■ **INFORMATION SUPPLIED**:
┄┄┄┄┄┄

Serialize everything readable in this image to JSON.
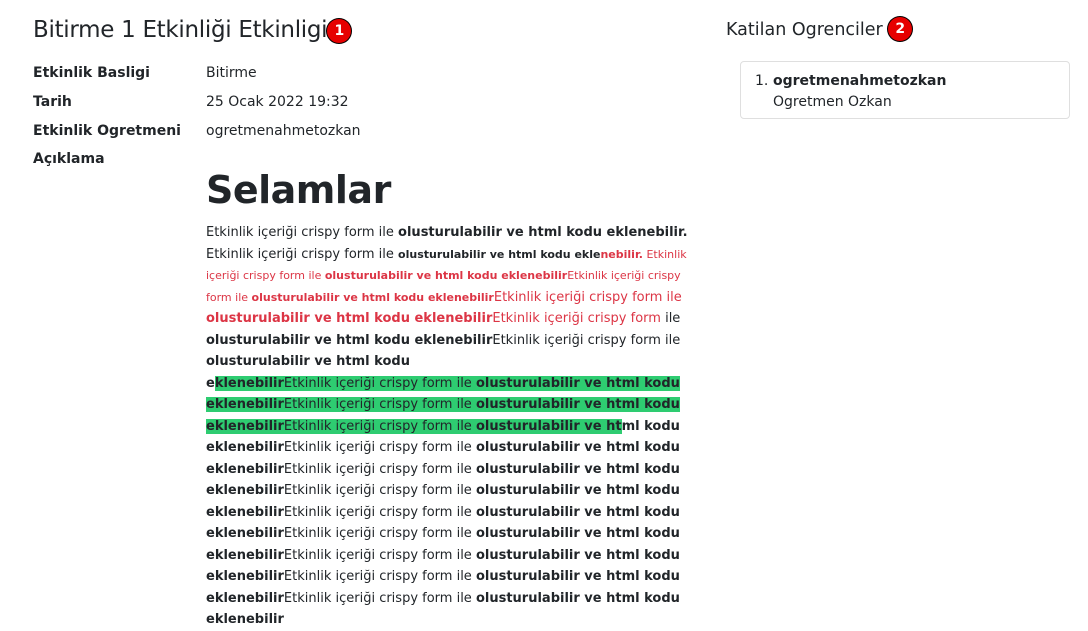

┄┄┄┄┄┄

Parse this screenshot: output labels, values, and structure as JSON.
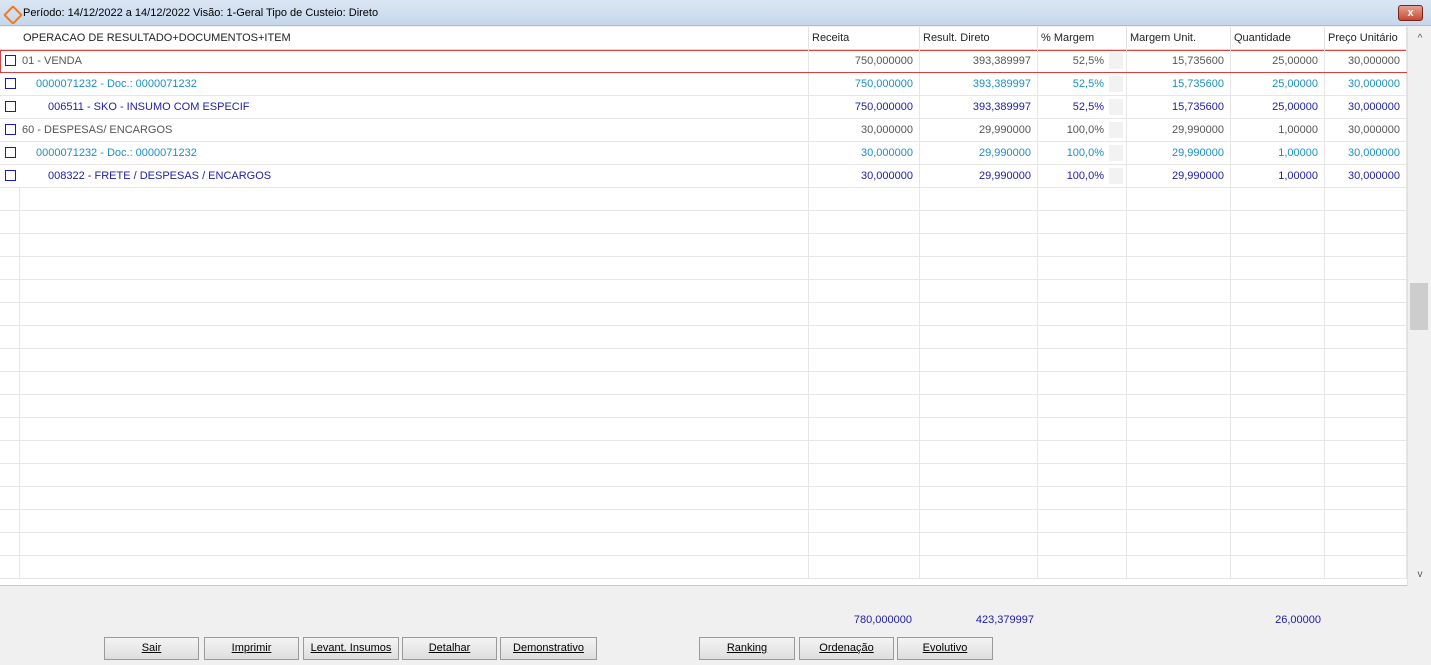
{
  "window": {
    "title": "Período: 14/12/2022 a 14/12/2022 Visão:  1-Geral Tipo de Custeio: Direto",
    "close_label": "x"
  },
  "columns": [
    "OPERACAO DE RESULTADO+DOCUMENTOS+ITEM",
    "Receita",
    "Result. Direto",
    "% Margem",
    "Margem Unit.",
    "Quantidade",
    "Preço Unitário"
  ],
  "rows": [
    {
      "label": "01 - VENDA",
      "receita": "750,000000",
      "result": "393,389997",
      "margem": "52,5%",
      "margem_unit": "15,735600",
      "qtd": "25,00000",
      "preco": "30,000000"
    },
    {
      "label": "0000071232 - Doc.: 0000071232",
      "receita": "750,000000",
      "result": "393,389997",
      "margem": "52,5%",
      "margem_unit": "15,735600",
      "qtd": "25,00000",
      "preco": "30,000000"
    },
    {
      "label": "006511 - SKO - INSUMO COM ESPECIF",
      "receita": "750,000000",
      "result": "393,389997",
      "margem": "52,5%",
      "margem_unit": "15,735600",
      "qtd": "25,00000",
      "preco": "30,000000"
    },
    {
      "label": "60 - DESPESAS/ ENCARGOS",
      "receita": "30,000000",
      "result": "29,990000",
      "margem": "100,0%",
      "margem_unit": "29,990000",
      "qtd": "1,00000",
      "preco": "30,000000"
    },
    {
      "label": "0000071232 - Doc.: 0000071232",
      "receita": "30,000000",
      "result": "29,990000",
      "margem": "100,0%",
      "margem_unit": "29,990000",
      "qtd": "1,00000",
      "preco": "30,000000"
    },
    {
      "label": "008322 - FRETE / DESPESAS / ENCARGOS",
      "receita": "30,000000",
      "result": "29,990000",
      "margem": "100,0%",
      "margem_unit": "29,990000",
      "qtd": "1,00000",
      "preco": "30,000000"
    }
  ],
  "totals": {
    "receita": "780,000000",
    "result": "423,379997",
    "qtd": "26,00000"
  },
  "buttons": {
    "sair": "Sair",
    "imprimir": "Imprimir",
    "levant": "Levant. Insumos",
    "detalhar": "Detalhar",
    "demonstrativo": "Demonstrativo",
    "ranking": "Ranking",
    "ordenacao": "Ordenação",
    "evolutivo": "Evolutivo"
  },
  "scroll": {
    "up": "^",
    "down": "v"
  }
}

┄┄┄┄┄┄

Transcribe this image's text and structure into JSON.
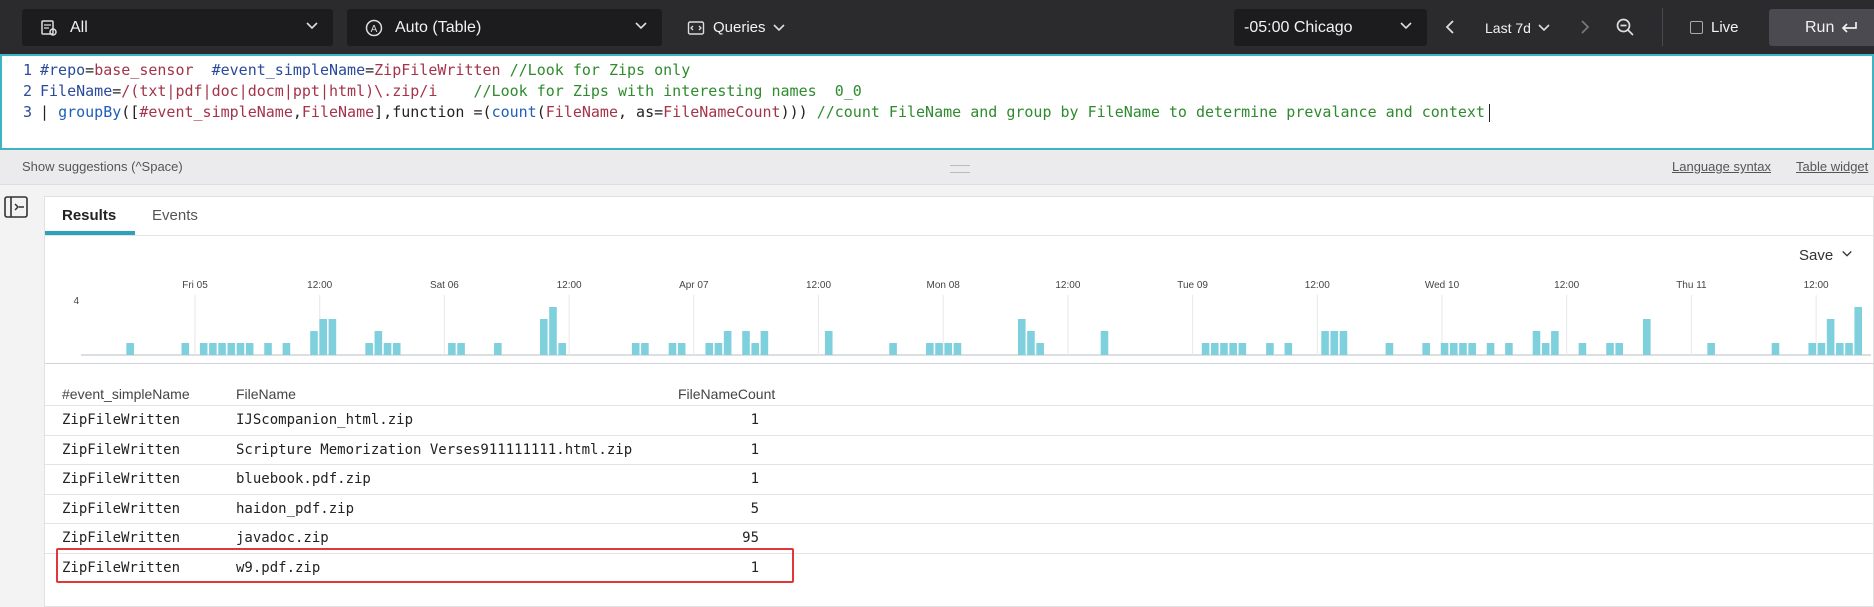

┄┄┄┄┄┄

■ **GIVEN EXERCISE**: From the listing, copy each line containing the word "image".

■ **OUTPUT FOR THIS TASK**:
Serialize everything readable in this image to JSON.
Transcribe this image's text and structure into JSON.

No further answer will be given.